> _Objective_
Whenever a line contains the string "HAWKES", copy it out of the entries.

-------------------------

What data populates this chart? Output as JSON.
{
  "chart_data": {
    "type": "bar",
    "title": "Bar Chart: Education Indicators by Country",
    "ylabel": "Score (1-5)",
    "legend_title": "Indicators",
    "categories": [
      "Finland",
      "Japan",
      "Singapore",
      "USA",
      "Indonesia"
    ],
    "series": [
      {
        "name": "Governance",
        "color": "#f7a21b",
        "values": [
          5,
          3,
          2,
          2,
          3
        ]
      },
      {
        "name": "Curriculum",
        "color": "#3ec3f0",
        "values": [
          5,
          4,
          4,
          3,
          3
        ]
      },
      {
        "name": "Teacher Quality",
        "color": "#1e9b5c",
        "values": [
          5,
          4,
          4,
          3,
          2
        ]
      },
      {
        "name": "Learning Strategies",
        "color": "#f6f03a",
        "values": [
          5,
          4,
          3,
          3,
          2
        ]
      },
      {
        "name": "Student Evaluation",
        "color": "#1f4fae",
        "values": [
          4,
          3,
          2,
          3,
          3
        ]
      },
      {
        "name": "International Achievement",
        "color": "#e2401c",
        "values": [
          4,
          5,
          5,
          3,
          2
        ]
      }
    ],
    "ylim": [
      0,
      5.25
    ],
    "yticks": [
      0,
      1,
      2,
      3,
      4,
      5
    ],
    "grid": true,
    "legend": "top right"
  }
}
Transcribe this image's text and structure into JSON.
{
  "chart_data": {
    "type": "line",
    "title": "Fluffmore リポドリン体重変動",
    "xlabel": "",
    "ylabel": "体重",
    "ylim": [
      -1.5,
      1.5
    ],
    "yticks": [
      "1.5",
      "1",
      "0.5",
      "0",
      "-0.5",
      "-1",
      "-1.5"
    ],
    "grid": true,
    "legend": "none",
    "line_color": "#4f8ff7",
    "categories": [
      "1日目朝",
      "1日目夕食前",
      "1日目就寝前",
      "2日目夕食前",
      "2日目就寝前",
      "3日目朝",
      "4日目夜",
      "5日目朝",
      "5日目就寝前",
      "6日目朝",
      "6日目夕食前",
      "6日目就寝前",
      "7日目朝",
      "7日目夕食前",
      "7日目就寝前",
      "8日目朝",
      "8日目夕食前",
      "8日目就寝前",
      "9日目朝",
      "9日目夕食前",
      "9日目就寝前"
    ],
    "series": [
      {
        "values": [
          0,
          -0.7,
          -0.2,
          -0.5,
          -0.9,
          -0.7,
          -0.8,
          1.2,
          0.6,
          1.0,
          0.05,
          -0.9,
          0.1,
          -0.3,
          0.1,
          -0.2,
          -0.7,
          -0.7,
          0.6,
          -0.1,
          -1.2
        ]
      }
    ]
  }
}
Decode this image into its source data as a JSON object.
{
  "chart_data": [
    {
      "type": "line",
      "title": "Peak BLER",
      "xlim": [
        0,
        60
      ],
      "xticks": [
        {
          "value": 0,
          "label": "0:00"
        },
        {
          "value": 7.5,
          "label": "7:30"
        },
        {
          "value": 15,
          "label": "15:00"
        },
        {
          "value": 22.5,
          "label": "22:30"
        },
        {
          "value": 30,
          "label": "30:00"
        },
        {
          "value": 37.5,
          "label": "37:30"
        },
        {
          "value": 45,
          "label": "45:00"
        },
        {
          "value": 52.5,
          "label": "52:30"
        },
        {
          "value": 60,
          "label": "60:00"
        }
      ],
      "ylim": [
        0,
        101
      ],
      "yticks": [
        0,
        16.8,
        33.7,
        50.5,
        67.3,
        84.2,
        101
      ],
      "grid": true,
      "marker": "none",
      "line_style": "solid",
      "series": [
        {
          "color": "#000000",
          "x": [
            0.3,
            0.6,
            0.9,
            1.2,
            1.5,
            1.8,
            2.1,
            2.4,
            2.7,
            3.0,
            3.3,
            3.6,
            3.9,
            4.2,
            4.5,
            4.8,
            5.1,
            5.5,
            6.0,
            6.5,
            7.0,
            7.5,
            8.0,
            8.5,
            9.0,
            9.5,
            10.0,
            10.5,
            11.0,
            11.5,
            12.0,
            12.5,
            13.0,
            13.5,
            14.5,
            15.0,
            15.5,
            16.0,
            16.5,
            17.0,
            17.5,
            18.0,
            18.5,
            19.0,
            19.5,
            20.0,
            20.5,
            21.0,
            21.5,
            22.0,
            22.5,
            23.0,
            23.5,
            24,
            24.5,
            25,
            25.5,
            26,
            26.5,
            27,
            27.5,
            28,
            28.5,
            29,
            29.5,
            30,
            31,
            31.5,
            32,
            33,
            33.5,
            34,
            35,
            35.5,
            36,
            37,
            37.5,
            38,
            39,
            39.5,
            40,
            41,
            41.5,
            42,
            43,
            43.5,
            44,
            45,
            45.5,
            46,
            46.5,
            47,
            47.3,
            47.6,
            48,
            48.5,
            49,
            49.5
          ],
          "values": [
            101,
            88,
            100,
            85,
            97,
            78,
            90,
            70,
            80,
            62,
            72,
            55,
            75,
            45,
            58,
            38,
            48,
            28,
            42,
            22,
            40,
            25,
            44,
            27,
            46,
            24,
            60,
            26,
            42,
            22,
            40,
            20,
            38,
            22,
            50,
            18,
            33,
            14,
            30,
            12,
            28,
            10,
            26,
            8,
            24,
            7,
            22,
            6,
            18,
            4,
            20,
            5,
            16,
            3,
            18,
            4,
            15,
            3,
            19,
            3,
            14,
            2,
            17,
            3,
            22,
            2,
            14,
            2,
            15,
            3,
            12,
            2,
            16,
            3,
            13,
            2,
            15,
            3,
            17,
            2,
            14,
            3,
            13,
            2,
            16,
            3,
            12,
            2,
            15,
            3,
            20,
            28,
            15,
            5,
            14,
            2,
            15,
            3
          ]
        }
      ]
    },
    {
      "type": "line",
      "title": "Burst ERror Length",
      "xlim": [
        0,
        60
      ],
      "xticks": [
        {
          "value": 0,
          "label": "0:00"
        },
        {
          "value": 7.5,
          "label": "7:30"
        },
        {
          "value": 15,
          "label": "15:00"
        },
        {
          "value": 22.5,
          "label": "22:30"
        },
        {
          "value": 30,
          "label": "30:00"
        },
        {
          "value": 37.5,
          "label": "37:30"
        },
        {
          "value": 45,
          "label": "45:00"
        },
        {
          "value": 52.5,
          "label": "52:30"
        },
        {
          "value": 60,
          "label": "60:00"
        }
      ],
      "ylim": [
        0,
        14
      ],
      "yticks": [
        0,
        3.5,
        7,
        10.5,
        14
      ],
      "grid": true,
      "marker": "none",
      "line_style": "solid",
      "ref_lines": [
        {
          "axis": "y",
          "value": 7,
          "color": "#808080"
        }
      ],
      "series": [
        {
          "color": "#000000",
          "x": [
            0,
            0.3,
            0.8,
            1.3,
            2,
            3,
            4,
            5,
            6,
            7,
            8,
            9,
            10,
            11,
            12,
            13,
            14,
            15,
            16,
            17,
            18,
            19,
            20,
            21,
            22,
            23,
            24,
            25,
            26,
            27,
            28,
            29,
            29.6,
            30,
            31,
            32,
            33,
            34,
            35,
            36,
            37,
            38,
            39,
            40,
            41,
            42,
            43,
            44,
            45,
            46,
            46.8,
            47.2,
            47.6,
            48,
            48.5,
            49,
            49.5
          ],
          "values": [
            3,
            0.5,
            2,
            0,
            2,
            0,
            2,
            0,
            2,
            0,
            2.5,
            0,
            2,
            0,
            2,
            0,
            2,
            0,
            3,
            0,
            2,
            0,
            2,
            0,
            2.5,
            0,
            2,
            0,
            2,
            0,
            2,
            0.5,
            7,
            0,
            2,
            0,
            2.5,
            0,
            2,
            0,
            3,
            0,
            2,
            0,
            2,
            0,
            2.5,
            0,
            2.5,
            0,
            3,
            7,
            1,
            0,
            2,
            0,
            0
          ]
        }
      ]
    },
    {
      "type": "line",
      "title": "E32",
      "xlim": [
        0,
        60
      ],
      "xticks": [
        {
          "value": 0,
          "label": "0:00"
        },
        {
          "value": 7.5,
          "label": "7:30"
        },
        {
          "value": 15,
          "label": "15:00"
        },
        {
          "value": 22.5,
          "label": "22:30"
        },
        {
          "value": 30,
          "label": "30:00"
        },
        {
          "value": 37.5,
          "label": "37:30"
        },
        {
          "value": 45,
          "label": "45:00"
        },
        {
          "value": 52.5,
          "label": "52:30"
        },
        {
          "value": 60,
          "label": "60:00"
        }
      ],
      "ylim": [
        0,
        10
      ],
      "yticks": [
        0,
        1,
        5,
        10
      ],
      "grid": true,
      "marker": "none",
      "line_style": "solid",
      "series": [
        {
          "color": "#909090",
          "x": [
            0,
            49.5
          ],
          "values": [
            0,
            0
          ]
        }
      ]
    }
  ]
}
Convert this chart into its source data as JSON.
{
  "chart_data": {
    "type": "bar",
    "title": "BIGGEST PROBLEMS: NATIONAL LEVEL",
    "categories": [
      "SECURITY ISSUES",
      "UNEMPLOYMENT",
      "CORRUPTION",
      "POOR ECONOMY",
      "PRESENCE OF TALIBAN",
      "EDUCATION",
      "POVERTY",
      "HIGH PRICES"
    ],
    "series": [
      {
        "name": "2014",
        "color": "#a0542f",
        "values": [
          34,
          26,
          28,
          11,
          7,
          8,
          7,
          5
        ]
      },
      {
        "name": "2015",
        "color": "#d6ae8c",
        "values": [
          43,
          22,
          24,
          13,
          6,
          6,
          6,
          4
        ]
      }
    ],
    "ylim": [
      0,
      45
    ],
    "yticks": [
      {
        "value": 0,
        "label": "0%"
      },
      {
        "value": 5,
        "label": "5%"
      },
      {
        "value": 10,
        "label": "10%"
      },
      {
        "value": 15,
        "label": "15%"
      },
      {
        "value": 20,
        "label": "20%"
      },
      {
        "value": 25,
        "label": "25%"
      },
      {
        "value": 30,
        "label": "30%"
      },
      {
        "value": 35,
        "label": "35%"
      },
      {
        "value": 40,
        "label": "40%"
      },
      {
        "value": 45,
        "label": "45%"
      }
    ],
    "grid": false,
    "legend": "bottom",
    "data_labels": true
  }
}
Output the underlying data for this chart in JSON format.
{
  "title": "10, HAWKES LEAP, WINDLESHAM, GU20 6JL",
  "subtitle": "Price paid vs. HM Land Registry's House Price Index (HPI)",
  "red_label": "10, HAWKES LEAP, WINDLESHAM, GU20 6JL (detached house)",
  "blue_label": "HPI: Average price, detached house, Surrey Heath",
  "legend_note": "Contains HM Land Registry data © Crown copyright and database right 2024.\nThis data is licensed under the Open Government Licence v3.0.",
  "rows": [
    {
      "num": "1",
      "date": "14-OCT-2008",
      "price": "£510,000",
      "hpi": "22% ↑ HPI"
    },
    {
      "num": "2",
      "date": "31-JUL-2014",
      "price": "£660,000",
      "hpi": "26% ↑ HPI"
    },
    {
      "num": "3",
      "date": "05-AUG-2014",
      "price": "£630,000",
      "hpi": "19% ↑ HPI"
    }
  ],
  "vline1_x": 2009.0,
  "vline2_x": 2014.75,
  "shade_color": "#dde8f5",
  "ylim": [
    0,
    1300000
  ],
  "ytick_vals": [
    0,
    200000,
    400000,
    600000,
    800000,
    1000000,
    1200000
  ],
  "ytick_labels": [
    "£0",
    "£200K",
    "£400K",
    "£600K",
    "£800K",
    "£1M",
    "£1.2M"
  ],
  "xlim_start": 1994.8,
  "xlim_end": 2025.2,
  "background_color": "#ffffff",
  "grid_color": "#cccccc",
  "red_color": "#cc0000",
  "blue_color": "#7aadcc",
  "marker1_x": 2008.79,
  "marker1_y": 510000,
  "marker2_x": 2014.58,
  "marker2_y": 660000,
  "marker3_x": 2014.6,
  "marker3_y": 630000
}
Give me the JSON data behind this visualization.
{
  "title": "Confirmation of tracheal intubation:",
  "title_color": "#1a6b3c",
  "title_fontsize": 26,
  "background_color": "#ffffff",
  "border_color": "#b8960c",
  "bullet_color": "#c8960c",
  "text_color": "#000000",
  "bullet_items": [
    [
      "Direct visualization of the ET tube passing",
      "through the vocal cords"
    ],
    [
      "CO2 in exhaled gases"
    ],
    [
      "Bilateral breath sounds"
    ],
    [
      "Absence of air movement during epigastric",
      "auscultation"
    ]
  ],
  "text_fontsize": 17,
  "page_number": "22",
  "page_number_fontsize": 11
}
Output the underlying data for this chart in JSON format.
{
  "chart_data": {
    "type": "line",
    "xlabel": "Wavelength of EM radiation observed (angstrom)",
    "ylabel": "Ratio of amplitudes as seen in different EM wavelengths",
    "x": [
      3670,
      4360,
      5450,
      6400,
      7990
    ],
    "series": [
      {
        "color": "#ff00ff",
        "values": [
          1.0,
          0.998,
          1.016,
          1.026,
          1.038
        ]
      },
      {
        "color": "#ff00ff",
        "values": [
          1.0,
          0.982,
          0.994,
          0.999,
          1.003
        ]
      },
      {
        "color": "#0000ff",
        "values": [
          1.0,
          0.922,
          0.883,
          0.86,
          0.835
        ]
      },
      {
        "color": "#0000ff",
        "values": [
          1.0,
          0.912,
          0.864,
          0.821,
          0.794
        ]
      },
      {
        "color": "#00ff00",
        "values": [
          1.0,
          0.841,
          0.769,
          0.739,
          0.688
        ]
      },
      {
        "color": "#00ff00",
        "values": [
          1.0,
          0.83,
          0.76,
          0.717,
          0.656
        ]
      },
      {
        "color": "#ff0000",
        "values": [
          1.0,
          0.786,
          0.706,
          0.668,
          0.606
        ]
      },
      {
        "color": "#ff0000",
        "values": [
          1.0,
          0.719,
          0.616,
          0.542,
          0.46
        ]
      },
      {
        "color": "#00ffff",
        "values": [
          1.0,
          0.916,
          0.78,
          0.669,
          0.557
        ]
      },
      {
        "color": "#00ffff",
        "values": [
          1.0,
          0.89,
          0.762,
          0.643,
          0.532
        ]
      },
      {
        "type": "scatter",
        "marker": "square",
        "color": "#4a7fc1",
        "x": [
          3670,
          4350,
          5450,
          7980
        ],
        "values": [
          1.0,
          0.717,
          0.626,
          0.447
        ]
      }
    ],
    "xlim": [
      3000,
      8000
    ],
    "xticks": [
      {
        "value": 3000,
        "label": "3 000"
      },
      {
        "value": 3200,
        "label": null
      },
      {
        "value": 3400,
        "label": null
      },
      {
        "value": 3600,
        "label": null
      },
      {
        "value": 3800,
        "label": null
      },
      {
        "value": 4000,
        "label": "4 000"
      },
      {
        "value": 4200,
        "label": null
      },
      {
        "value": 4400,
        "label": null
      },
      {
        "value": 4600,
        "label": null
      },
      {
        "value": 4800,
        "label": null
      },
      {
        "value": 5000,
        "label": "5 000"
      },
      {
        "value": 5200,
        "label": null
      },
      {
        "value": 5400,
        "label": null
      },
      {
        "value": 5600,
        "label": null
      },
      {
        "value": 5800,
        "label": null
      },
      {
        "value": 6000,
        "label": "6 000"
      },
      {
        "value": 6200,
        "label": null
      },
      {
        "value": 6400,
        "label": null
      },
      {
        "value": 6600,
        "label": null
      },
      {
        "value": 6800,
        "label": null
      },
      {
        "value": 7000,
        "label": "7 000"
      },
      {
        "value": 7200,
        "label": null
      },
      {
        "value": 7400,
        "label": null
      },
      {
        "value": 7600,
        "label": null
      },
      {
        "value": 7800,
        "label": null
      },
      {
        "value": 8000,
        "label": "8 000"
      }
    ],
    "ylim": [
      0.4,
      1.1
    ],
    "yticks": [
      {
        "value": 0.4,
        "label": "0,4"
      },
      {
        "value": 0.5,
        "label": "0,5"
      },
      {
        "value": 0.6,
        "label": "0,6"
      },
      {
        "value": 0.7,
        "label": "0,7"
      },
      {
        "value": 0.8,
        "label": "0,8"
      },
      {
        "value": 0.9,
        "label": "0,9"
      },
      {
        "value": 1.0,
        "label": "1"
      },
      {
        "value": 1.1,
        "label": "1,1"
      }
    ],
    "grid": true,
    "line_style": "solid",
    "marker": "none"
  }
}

-------------------------

> _Exercise result_
  "title": "10, HAWKES LEAP, WINDLESHAM, GU20 6JL",
  "red_label": "10, HAWKES LEAP, WINDLESHAM, GU20 6JL (detached house)",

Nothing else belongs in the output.